Copy each line exactly.

★ ★ ★ ★ ★ ★ ★

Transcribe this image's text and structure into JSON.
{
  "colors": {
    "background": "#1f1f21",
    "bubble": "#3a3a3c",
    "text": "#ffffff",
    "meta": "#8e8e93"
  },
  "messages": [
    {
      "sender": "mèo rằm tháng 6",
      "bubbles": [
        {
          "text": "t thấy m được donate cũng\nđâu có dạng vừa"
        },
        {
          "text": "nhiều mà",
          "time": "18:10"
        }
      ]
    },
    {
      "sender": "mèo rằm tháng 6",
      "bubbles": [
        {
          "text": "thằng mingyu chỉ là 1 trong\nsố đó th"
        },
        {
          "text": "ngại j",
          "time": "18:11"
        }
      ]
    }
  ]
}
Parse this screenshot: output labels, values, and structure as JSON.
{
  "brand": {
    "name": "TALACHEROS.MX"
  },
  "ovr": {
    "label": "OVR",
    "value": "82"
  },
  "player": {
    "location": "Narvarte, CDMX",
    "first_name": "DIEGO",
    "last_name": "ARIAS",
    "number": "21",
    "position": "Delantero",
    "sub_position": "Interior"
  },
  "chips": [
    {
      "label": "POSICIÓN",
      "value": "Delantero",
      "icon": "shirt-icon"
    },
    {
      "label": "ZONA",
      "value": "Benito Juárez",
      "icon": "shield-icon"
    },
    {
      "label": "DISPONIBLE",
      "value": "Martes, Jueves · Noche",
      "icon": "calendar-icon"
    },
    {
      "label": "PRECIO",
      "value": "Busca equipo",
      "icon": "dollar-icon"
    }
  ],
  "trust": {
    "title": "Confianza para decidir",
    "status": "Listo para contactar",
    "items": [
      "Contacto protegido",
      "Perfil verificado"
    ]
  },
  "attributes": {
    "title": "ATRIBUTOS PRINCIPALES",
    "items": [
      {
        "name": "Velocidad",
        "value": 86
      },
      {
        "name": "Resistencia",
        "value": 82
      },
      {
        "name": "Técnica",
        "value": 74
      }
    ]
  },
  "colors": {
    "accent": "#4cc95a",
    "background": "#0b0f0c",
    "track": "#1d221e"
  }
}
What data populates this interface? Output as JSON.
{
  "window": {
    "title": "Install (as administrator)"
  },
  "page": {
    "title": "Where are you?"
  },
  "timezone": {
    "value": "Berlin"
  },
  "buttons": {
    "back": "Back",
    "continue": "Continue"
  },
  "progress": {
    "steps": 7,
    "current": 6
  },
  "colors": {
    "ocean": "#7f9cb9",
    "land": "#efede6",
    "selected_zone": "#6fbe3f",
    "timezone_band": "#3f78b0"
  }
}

★ ★ ★ ★ ★ ★ ★

• _TASK RESPONSE_
Transcribe this image's text and structure into JSON.
{
  "colors": {
    "background": "#1f1f21",
    "bubble": "#3a3a3c",
    "text": "#ffffff",
    "meta": "#8e8e93"
  },
  "messages": [
    {
      "sender": "mèo rằm tháng 6",
      "bubbles": [
        {
          "text": "t thấy m được donate cũng\nđâu có dạng vừa"
        },
        {
          "text": "nhiều mà",
          "time": "18:10"
        }
      ]
    },
    {
      "sender": "mèo rằm tháng 6",
      "bubbles": [
        {
          "text": "thằng mingyu chỉ là 1 trong\nsố đó th"
        },
        {
          "text": "ngại j",
          "time": "18:11"
        }
      ]
    }
  ]
}
Parse this screenshot: output labels, values, and structure as JSON.
{
  "brand": {
    "name": "TALACHEROS.MX"
  },
  "ovr": {
    "label": "OVR",
    "value": "82"
  },
  "player": {
    "location": "Narvarte, CDMX",
    "first_name": "DIEGO",
    "last_name": "ARIAS",
    "number": "21",
    "position": "Delantero",
    "sub_position": "Interior"
  },
  "chips": [
    {
      "label": "POSICIÓN",
      "value": "Delantero",
      "icon": "shirt-icon"
    },
    {
      "label": "ZONA",
      "value": "Benito Juárez",
      "icon": "shield-icon"
    },
    {
      "label": "DISPONIBLE",
      "value": "Martes, Jueves · Noche",
      "icon": "calendar-icon"
    },
    {
      "label": "PRECIO",
      "value": "Busca equipo",
      "icon": "dollar-icon"
    }
  ],
  "trust": {
    "title": "Confianza para decidir",
    "status": "Listo para contactar",
    "items": [
      "Contacto protegido",
      "Perfil verificado"
    ]
  },
  "attributes": {
    "title": "ATRIBUTOS PRINCIPALES",
    "items": [
      {
        "name": "Velocidad",
        "value": 86
      },
      {
        "name": "Resistencia",
        "value": 82
      },
      {
        "name": "Técnica",
        "value": 74
      }
    ]
  },
  "colors": {
    "accent": "#4cc95a",
    "background": "#0b0f0c",
    "track": "#1d221e"
  }
}
What data populates this interface? Output as JSON.
{
  "window": {
    "title": "Install (as administrator)"
  },
  "page": {
    "title": "Where are you?"
  },
  "timezone": {
    "value": "Berlin"
  },
  "buttons": {
    "back": "Back",
    "continue": "Continue"
  },
  "progress": {
    "steps": 7,
    "current": 6
  },
  "colors": {
    "ocean": "#7f9cb9",
    "land": "#efede6",
    "selected_zone": "#6fbe3f",
    "timezone_band": "#3f78b0"
  }
}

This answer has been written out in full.